GOAL:
Each record is to be transcribed exactly.
----- INPUT DATA
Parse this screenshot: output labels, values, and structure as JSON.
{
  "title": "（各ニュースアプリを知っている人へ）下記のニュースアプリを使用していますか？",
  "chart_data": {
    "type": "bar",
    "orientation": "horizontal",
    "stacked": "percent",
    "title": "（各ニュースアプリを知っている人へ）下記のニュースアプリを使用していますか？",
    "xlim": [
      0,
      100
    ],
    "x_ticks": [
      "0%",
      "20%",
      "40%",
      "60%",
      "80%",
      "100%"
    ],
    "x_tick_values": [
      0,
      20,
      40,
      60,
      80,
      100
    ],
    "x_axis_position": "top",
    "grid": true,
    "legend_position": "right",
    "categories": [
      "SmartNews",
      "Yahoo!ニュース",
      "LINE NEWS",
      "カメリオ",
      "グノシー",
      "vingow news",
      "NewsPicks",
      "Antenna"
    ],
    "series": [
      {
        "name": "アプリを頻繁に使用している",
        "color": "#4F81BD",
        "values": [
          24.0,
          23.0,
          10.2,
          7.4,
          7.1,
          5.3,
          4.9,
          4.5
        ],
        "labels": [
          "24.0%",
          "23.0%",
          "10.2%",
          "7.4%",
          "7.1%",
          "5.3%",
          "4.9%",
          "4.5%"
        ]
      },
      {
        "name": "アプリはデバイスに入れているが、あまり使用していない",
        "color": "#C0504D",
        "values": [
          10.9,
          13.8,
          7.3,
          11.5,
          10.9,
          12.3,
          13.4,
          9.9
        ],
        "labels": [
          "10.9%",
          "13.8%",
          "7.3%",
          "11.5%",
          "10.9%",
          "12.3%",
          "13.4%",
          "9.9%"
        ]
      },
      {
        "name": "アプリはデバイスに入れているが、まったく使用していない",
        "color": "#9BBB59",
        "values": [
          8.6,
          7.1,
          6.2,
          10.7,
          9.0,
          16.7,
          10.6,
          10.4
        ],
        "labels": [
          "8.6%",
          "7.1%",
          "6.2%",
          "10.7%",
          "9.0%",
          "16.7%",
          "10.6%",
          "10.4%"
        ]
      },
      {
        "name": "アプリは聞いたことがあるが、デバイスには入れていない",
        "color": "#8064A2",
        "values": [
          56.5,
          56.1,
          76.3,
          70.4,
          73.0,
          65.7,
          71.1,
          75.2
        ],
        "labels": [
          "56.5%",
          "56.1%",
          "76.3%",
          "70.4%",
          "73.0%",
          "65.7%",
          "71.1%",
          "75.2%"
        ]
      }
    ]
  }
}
----------
FINAL RESULT:
Parse this screenshot: output labels, values, and structure as JSON.
{
  "title": "（各ニュースアプリを知っている人へ）下記のニュースアプリを使用していますか？",
  "chart_data": {
    "type": "bar",
    "orientation": "horizontal",
    "stacked": "percent",
    "title": "（各ニュースアプリを知っている人へ）下記のニュースアプリを使用していますか？",
    "xlim": [
      0,
      100
    ],
    "x_ticks": [
      "0%",
      "20%",
      "40%",
      "60%",
      "80%",
      "100%"
    ],
    "x_tick_values": [
      0,
      20,
      40,
      60,
      80,
      100
    ],
    "x_axis_position": "top",
    "grid": true,
    "legend_position": "right",
    "categories": [
      "SmartNews",
      "Yahoo!ニュース",
      "LINE NEWS",
      "カメリオ",
      "グノシー",
      "vingow news",
      "NewsPicks",
      "Antenna"
    ],
    "series": [
      {
        "name": "アプリを頻繁に使用している",
        "color": "#4F81BD",
        "values": [
          24.0,
          23.0,
          10.2,
          7.4,
          7.1,
          5.3,
          4.9,
          4.5
        ],
        "labels": [
          "24.0%",
          "23.0%",
          "10.2%",
          "7.4%",
          "7.1%",
          "5.3%",
          "4.9%",
          "4.5%"
        ]
      },
      {
        "name": "アプリはデバイスに入れているが、あまり使用していない",
        "color": "#C0504D",
        "values": [
          10.9,
          13.8,
          7.3,
          11.5,
          10.9,
          12.3,
          13.4,
          9.9
        ],
        "labels": [
          "10.9%",
          "13.8%",
          "7.3%",
          "11.5%",
          "10.9%",
          "12.3%",
          "13.4%",
          "9.9%"
        ]
      },
      {
        "name": "アプリはデバイスに入れているが、まったく使用していない",
        "color": "#9BBB59",
        "values": [
          8.6,
          7.1,
          6.2,
          10.7,
          9.0,
          16.7,
          10.6,
          10.4
        ],
        "labels": [
          "8.6%",
          "7.1%",
          "6.2%",
          "10.7%",
          "9.0%",
          "16.7%",
          "10.6%",
          "10.4%"
        ]
      },
      {
        "name": "アプリは聞いたことがあるが、デバイスには入れていない",
        "color": "#8064A2",
        "values": [
          56.5,
          56.1,
          76.3,
          70.4,
          73.0,
          65.7,
          71.1,
          75.2
        ],
        "labels": [
          "56.5%",
          "56.1%",
          "76.3%",
          "70.4%",
          "73.0%",
          "65.7%",
          "71.1%",
          "75.2%"
        ]
      }
    ]
  }
}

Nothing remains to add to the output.